DATA TO PROCESS:
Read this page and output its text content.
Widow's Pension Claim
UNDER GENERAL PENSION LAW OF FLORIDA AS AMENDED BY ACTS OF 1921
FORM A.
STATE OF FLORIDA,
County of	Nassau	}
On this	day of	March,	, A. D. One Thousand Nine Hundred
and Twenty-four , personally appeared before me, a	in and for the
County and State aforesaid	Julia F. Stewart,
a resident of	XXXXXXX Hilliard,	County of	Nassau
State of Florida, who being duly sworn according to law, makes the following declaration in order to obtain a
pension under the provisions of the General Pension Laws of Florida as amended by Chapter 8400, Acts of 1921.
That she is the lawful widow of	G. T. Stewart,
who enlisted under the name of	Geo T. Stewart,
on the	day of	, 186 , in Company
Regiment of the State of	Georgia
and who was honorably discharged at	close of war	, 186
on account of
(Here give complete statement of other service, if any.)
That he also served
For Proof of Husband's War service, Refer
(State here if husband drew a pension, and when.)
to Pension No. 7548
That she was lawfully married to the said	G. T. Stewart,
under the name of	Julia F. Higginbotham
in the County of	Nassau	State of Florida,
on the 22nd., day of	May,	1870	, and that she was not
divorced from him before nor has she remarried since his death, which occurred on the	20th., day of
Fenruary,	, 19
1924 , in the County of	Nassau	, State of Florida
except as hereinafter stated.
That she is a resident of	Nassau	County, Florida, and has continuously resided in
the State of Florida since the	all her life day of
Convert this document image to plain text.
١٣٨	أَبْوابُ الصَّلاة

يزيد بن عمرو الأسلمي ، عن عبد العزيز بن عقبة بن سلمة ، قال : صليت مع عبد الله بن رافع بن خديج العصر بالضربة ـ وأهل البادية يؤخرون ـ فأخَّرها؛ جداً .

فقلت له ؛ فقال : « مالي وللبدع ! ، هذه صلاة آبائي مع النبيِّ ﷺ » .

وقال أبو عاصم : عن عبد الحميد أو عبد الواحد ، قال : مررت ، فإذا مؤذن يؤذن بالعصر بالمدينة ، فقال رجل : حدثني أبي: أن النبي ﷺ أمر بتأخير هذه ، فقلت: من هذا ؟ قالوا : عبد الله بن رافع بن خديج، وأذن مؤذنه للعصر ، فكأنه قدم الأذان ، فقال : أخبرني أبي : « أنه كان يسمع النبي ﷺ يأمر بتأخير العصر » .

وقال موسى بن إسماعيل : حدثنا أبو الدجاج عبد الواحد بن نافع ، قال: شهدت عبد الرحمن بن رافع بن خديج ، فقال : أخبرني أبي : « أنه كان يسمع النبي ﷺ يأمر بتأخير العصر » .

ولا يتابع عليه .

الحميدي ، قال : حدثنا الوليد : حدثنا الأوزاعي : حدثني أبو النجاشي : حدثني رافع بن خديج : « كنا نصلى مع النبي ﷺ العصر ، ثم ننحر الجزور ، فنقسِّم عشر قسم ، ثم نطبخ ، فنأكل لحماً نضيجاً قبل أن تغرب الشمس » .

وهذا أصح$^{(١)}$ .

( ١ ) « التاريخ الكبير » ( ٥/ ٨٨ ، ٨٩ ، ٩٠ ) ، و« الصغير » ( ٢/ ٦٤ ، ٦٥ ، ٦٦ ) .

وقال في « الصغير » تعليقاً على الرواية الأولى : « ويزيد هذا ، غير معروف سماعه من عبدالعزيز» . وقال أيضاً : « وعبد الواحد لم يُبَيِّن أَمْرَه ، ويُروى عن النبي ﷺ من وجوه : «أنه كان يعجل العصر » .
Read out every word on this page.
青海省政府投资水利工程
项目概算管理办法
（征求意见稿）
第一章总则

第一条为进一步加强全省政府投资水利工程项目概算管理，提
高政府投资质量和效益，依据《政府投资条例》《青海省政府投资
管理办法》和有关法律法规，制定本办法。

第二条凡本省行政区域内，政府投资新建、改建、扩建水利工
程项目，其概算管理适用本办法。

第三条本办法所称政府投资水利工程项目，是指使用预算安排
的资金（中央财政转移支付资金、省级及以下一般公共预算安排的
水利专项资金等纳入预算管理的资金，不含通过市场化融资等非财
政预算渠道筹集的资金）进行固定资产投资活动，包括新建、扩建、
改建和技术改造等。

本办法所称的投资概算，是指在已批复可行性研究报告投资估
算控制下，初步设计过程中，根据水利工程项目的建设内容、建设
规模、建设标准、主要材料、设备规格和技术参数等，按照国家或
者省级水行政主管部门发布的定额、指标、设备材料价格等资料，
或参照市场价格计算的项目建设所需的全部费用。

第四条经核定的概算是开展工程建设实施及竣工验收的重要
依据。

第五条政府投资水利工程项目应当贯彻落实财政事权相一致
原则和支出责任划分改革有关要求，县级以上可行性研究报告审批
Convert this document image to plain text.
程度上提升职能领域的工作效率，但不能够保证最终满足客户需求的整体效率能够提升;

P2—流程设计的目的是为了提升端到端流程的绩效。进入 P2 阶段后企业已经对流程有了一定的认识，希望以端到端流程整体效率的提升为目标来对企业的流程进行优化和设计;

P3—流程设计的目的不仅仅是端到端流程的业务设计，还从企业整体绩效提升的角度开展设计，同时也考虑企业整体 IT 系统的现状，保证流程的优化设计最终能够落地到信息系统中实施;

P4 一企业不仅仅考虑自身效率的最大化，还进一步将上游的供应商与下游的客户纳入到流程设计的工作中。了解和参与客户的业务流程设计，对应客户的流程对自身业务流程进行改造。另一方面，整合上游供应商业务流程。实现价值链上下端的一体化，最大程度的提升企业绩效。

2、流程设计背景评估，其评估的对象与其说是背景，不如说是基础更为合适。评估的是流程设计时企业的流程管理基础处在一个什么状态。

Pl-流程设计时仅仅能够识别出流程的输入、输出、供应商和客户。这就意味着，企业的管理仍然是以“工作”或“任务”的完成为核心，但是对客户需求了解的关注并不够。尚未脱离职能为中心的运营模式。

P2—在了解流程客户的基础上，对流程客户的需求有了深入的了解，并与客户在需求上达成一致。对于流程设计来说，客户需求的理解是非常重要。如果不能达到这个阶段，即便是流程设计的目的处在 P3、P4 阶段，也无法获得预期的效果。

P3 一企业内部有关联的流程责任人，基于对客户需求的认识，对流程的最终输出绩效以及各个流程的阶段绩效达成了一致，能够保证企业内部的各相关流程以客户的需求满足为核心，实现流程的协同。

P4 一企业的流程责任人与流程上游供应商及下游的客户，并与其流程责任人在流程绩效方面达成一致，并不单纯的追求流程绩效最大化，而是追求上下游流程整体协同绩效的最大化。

JOB: Extract the complete listing above, reproducing each line exactly.

SOLVED EXERCISE:
Read this page and output its text content.
Widow's Pension Claim
UNDER GENERAL PENSION LAW OF FLORIDA AS AMENDED BY ACTS OF 1921
FORM A.
STATE OF FLORIDA,
County of	Nassau	}
On this	day of	March,	, A. D. One Thousand Nine Hundred
and Twenty-four , personally appeared before me, a	in and for the
County and State aforesaid	Julia F. Stewart,
a resident of	XXXXXXX Hilliard,	County of	Nassau
State of Florida, who being duly sworn according to law, makes the following declaration in order to obtain a
pension under the provisions of the General Pension Laws of Florida as amended by Chapter 8400, Acts of 1921.
That she is the lawful widow of	G. T. Stewart,
who enlisted under the name of	Geo T. Stewart,
on the	day of	, 186 , in Company
Regiment of the State of	Georgia
and who was honorably discharged at	close of war	, 186
on account of
(Here give complete statement of other service, if any.)
That he also served
For Proof of Husband's War service, Refer
(State here if husband drew a pension, and when.)
to Pension No. 7548
That she was lawfully married to the said	G. T. Stewart,
under the name of	Julia F. Higginbotham
in the County of	Nassau	State of Florida,
on the 22nd., day of	May,	1870	, and that she was not
divorced from him before nor has she remarried since his death, which occurred on the	20th., day of
Fenruary,	, 19
1924 , in the County of	Nassau	, State of Florida
except as hereinafter stated.
That she is a resident of	Nassau	County, Florida, and has continuously resided in
the State of Florida since the	all her life day of
Convert this document image to plain text.
١٣٨	أَبْوابُ الصَّلاة

يزيد بن عمرو الأسلمي ، عن عبد العزيز بن عقبة بن سلمة ، قال : صليت مع عبد الله بن رافع بن خديج العصر بالضربة ـ وأهل البادية يؤخرون ـ فأخَّرها؛ جداً .

فقلت له ؛ فقال : « مالي وللبدع ! ، هذه صلاة آبائي مع النبيِّ ﷺ » .

وقال أبو عاصم : عن عبد الحميد أو عبد الواحد ، قال : مررت ، فإذا مؤذن يؤذن بالعصر بالمدينة ، فقال رجل : حدثني أبي: أن النبي ﷺ أمر بتأخير هذه ، فقلت: من هذا ؟ قالوا : عبد الله بن رافع بن خديج، وأذن مؤذنه للعصر ، فكأنه قدم الأذان ، فقال : أخبرني أبي : « أنه كان يسمع النبي ﷺ يأمر بتأخير العصر » .

وقال موسى بن إسماعيل : حدثنا أبو الدجاج عبد الواحد بن نافع ، قال: شهدت عبد الرحمن بن رافع بن خديج ، فقال : أخبرني أبي : « أنه كان يسمع النبي ﷺ يأمر بتأخير العصر » .

ولا يتابع عليه .

الحميدي ، قال : حدثنا الوليد : حدثنا الأوزاعي : حدثني أبو النجاشي : حدثني رافع بن خديج : « كنا نصلى مع النبي ﷺ العصر ، ثم ننحر الجزور ، فنقسِّم عشر قسم ، ثم نطبخ ، فنأكل لحماً نضيجاً قبل أن تغرب الشمس » .

وهذا أصح$^{(١)}$ .

( ١ ) « التاريخ الكبير » ( ٥/ ٨٨ ، ٨٩ ، ٩٠ ) ، و« الصغير » ( ٢/ ٦٤ ، ٦٥ ، ٦٦ ) .

وقال في « الصغير » تعليقاً على الرواية الأولى : « ويزيد هذا ، غير معروف سماعه من عبدالعزيز» . وقال أيضاً : « وعبد الواحد لم يُبَيِّن أَمْرَه ، ويُروى عن النبي ﷺ من وجوه : «أنه كان يعجل العصر » .
Read out every word on this page.
青海省政府投资水利工程
项目概算管理办法
（征求意见稿）
第一章总则

第一条为进一步加强全省政府投资水利工程项目概算管理，提
高政府投资质量和效益，依据《政府投资条例》《青海省政府投资
管理办法》和有关法律法规，制定本办法。

第二条凡本省行政区域内，政府投资新建、改建、扩建水利工
程项目，其概算管理适用本办法。

第三条本办法所称政府投资水利工程项目，是指使用预算安排
的资金（中央财政转移支付资金、省级及以下一般公共预算安排的
水利专项资金等纳入预算管理的资金，不含通过市场化融资等非财
政预算渠道筹集的资金）进行固定资产投资活动，包括新建、扩建、
改建和技术改造等。

本办法所称的投资概算，是指在已批复可行性研究报告投资估
算控制下，初步设计过程中，根据水利工程项目的建设内容、建设
规模、建设标准、主要材料、设备规格和技术参数等，按照国家或
者省级水行政主管部门发布的定额、指标、设备材料价格等资料，
或参照市场价格计算的项目建设所需的全部费用。

第四条经核定的概算是开展工程建设实施及竣工验收的重要
依据。

第五条政府投资水利工程项目应当贯彻落实财政事权相一致
原则和支出责任划分改革有关要求，县级以上可行性研究报告审批
Convert this document image to plain text.
程度上提升职能领域的工作效率，但不能够保证最终满足客户需求的整体效率能够提升;

P2—流程设计的目的是为了提升端到端流程的绩效。进入 P2 阶段后企业已经对流程有了一定的认识，希望以端到端流程整体效率的提升为目标来对企业的流程进行优化和设计;

P3—流程设计的目的不仅仅是端到端流程的业务设计，还从企业整体绩效提升的角度开展设计，同时也考虑企业整体 IT 系统的现状，保证流程的优化设计最终能够落地到信息系统中实施;

P4 一企业不仅仅考虑自身效率的最大化，还进一步将上游的供应商与下游的客户纳入到流程设计的工作中。了解和参与客户的业务流程设计，对应客户的流程对自身业务流程进行改造。另一方面，整合上游供应商业务流程。实现价值链上下端的一体化，最大程度的提升企业绩效。

2、流程设计背景评估，其评估的对象与其说是背景，不如说是基础更为合适。评估的是流程设计时企业的流程管理基础处在一个什么状态。

Pl-流程设计时仅仅能够识别出流程的输入、输出、供应商和客户。这就意味着，企业的管理仍然是以“工作”或“任务”的完成为核心，但是对客户需求了解的关注并不够。尚未脱离职能为中心的运营模式。

P2—在了解流程客户的基础上，对流程客户的需求有了深入的了解，并与客户在需求上达成一致。对于流程设计来说，客户需求的理解是非常重要。如果不能达到这个阶段，即便是流程设计的目的处在 P3、P4 阶段，也无法获得预期的效果。

P3 一企业内部有关联的流程责任人，基于对客户需求的认识，对流程的最终输出绩效以及各个流程的阶段绩效达成了一致，能够保证企业内部的各相关流程以客户的需求满足为核心，实现流程的协同。

P4 一企业的流程责任人与流程上游供应商及下游的客户，并与其流程责任人在流程绩效方面达成一致，并不单纯的追求流程绩效最大化，而是追求上下游流程整体协同绩效的最大化。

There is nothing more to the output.